** Exercise **
Pictures don't belong in the copy; print all the records exactly.
++++++
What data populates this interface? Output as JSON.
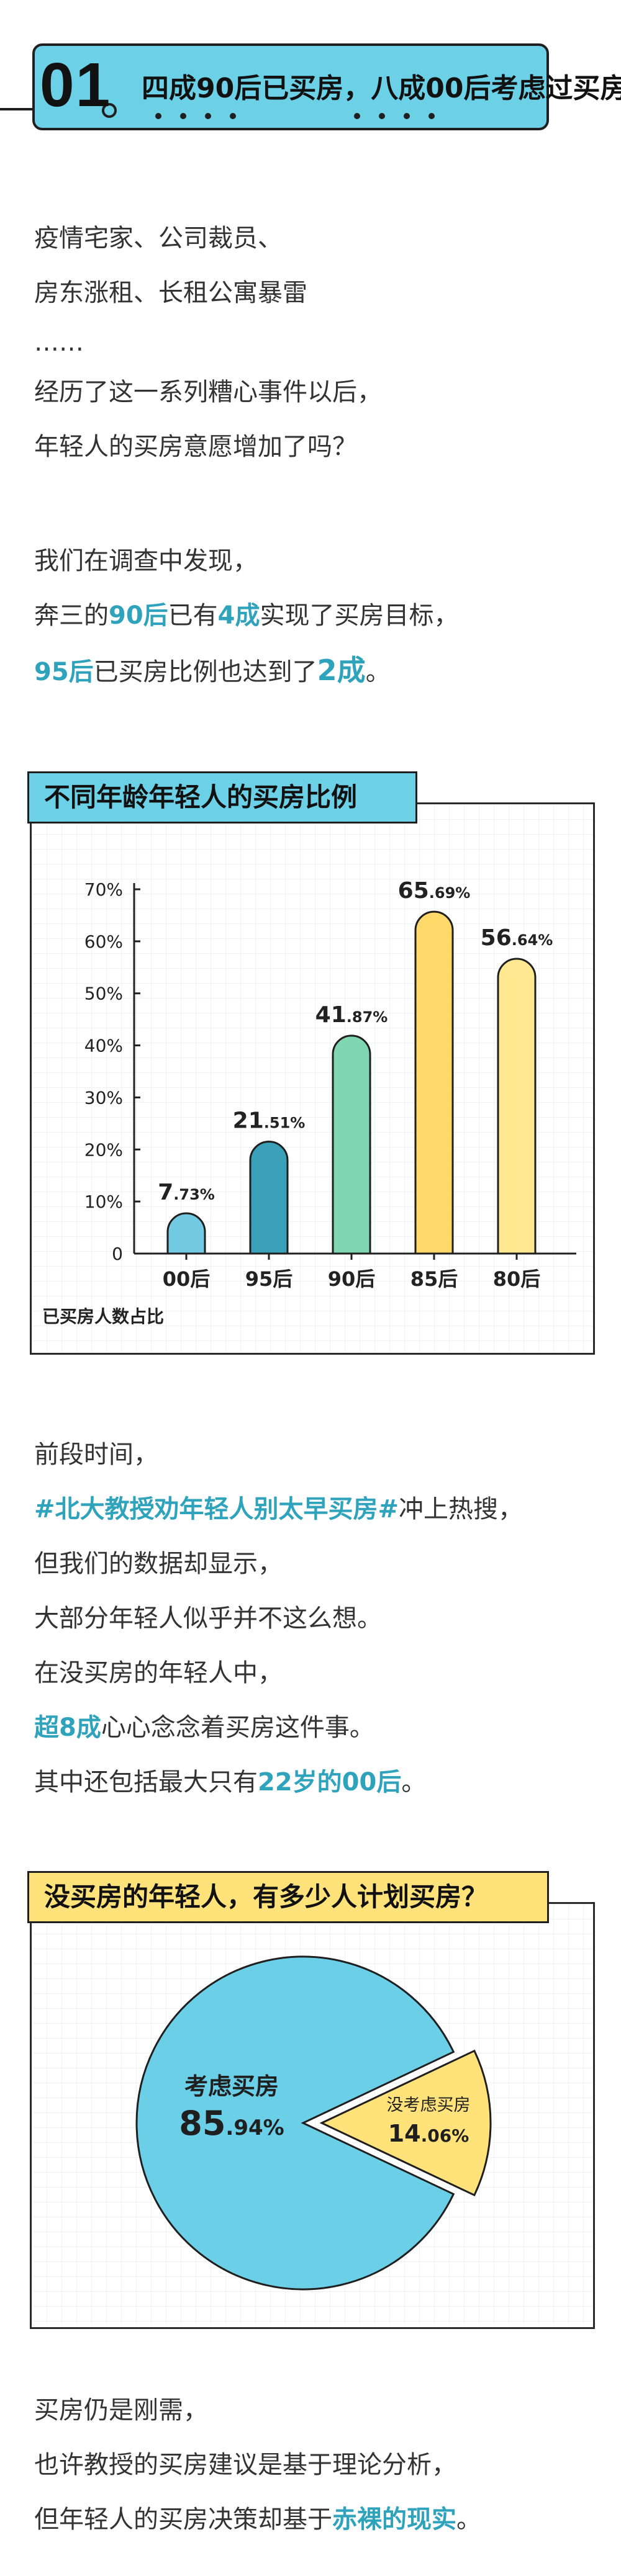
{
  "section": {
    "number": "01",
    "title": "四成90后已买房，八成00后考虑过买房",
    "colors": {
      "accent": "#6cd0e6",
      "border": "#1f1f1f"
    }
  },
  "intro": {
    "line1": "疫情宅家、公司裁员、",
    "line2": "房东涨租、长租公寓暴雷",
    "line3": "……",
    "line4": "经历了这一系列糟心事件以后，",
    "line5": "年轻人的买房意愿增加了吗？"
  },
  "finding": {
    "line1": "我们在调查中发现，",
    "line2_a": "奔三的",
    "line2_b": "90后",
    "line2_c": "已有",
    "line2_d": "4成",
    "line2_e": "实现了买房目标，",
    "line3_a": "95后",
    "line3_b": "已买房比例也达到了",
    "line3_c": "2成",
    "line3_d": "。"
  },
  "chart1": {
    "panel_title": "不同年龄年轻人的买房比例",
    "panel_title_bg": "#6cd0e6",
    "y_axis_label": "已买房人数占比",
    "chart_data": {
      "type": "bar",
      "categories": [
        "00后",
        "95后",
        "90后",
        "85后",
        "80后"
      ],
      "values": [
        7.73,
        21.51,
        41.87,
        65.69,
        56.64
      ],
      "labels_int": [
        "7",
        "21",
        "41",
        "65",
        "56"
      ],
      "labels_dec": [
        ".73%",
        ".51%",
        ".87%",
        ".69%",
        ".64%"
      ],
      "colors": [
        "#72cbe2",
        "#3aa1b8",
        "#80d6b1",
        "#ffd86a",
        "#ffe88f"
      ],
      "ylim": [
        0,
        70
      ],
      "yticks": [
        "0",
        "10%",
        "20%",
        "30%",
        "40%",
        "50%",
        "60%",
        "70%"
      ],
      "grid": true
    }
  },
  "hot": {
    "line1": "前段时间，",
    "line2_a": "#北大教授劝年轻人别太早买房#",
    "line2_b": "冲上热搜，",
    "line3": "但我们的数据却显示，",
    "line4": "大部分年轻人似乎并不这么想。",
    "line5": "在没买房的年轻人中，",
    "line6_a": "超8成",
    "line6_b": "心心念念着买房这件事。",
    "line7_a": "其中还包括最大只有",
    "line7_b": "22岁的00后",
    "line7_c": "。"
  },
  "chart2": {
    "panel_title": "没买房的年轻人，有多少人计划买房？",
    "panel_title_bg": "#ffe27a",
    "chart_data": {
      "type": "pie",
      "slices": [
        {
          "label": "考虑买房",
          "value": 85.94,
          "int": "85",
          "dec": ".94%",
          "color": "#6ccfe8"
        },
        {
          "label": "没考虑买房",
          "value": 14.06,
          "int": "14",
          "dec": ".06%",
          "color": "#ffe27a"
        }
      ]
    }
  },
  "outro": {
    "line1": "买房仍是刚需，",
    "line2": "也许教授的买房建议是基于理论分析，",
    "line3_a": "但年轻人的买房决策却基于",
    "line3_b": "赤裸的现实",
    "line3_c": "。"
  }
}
++++++
** Result below **
What data populates this interface? Output as JSON.
{
  "section": {
    "number": "01",
    "title": "四成90后已买房，八成00后考虑过买房",
    "colors": {
      "accent": "#6cd0e6",
      "border": "#1f1f1f"
    }
  },
  "intro": {
    "line1": "疫情宅家、公司裁员、",
    "line2": "房东涨租、长租公寓暴雷",
    "line3": "……",
    "line4": "经历了这一系列糟心事件以后，",
    "line5": "年轻人的买房意愿增加了吗？"
  },
  "finding": {
    "line1": "我们在调查中发现，",
    "line2_a": "奔三的",
    "line2_b": "90后",
    "line2_c": "已有",
    "line2_d": "4成",
    "line2_e": "实现了买房目标，",
    "line3_a": "95后",
    "line3_b": "已买房比例也达到了",
    "line3_c": "2成",
    "line3_d": "。"
  },
  "chart1": {
    "panel_title": "不同年龄年轻人的买房比例",
    "panel_title_bg": "#6cd0e6",
    "y_axis_label": "已买房人数占比",
    "chart_data": {
      "type": "bar",
      "categories": [
        "00后",
        "95后",
        "90后",
        "85后",
        "80后"
      ],
      "values": [
        7.73,
        21.51,
        41.87,
        65.69,
        56.64
      ],
      "labels_int": [
        "7",
        "21",
        "41",
        "65",
        "56"
      ],
      "labels_dec": [
        ".73%",
        ".51%",
        ".87%",
        ".69%",
        ".64%"
      ],
      "colors": [
        "#72cbe2",
        "#3aa1b8",
        "#80d6b1",
        "#ffd86a",
        "#ffe88f"
      ],
      "ylim": [
        0,
        70
      ],
      "yticks": [
        "0",
        "10%",
        "20%",
        "30%",
        "40%",
        "50%",
        "60%",
        "70%"
      ],
      "grid": true
    }
  },
  "hot": {
    "line1": "前段时间，",
    "line2_a": "#北大教授劝年轻人别太早买房#",
    "line2_b": "冲上热搜，",
    "line3": "但我们的数据却显示，",
    "line4": "大部分年轻人似乎并不这么想。",
    "line5": "在没买房的年轻人中，",
    "line6_a": "超8成",
    "line6_b": "心心念念着买房这件事。",
    "line7_a": "其中还包括最大只有",
    "line7_b": "22岁的00后",
    "line7_c": "。"
  },
  "chart2": {
    "panel_title": "没买房的年轻人，有多少人计划买房？",
    "panel_title_bg": "#ffe27a",
    "chart_data": {
      "type": "pie",
      "slices": [
        {
          "label": "考虑买房",
          "value": 85.94,
          "int": "85",
          "dec": ".94%",
          "color": "#6ccfe8"
        },
        {
          "label": "没考虑买房",
          "value": 14.06,
          "int": "14",
          "dec": ".06%",
          "color": "#ffe27a"
        }
      ]
    }
  },
  "outro": {
    "line1": "买房仍是刚需，",
    "line2": "也许教授的买房建议是基于理论分析，",
    "line3_a": "但年轻人的买房决策却基于",
    "line3_b": "赤裸的现实",
    "line3_c": "。"
  }
}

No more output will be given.